(GIVEN REQUEST): Which lines hold the word "JSON"? Copy each one.
++++ INFORMATION GIVEN ++++
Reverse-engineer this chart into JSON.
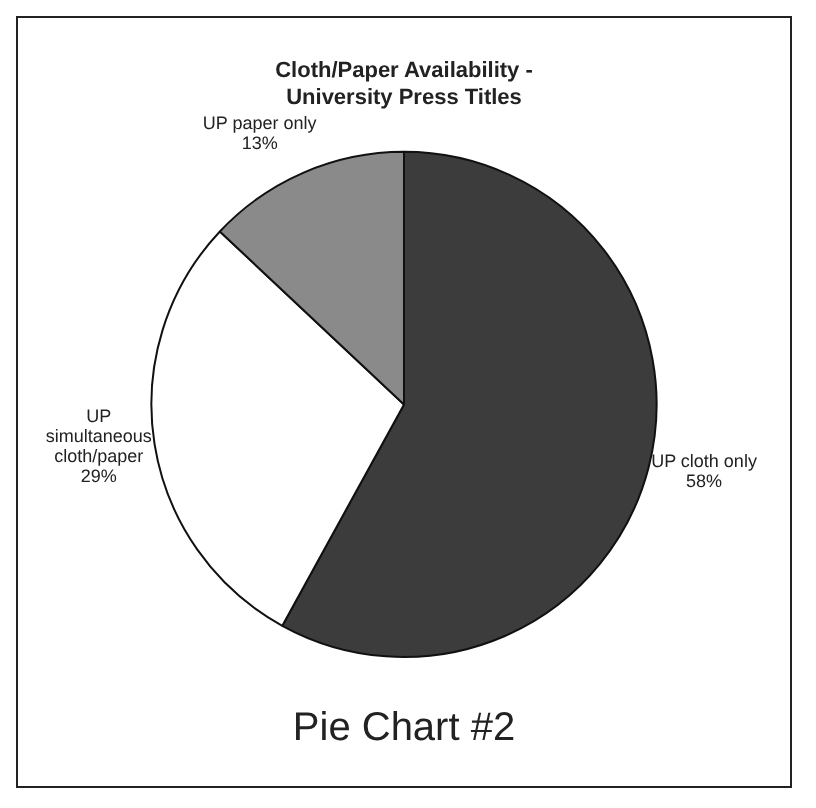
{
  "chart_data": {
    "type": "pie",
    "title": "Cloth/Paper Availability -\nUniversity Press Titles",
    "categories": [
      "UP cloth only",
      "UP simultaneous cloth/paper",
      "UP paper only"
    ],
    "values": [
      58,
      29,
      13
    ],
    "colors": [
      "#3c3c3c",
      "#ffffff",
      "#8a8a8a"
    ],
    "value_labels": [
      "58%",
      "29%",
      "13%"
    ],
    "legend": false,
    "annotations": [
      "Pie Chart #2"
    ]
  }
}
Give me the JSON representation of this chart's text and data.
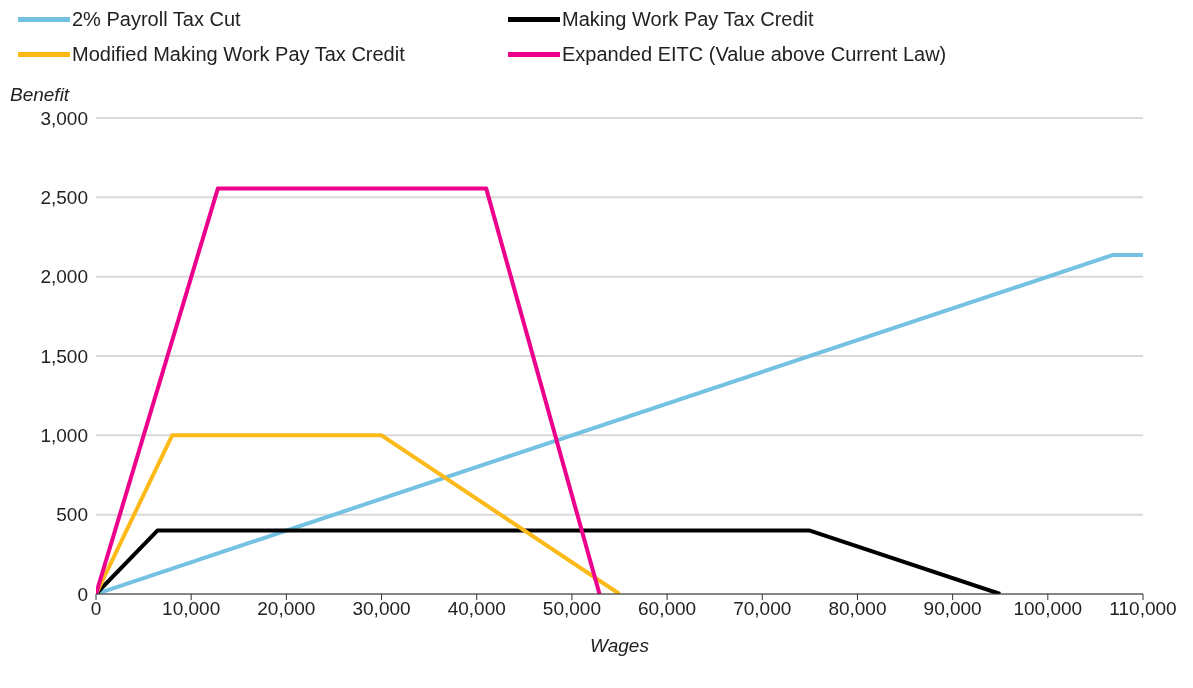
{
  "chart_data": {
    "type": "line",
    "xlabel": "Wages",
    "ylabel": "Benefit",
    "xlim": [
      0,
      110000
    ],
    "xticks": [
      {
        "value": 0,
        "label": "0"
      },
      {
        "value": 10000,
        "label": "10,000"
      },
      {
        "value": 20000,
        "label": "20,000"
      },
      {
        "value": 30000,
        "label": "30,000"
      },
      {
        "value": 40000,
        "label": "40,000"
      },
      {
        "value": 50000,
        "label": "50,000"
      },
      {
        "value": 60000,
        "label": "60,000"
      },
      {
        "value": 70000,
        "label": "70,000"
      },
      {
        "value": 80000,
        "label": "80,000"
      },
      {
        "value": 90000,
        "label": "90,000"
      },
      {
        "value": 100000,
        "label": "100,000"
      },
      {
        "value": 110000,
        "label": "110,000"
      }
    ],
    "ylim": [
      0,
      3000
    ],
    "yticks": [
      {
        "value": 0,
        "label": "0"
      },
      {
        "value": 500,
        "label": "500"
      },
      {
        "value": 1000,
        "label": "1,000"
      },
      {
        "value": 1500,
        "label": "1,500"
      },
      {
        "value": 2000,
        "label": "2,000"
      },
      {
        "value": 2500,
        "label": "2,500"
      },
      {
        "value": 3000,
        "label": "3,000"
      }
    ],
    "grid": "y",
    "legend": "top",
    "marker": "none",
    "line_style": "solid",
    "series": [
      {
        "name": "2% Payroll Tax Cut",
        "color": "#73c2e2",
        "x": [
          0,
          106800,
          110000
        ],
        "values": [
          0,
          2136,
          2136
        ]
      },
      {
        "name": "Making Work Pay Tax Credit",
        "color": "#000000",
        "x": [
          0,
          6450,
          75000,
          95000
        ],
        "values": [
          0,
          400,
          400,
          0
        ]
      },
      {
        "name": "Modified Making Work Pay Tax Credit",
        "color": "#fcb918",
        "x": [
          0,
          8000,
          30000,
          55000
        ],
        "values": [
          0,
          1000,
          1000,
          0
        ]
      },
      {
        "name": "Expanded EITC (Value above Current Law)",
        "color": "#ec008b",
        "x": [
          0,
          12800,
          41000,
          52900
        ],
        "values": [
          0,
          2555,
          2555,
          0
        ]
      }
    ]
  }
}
++++
(OUTPUT FOR THIS EXERCISE):
Reverse-engineer this chart into JSON.
Give me the JSON representation of this chart's text and data.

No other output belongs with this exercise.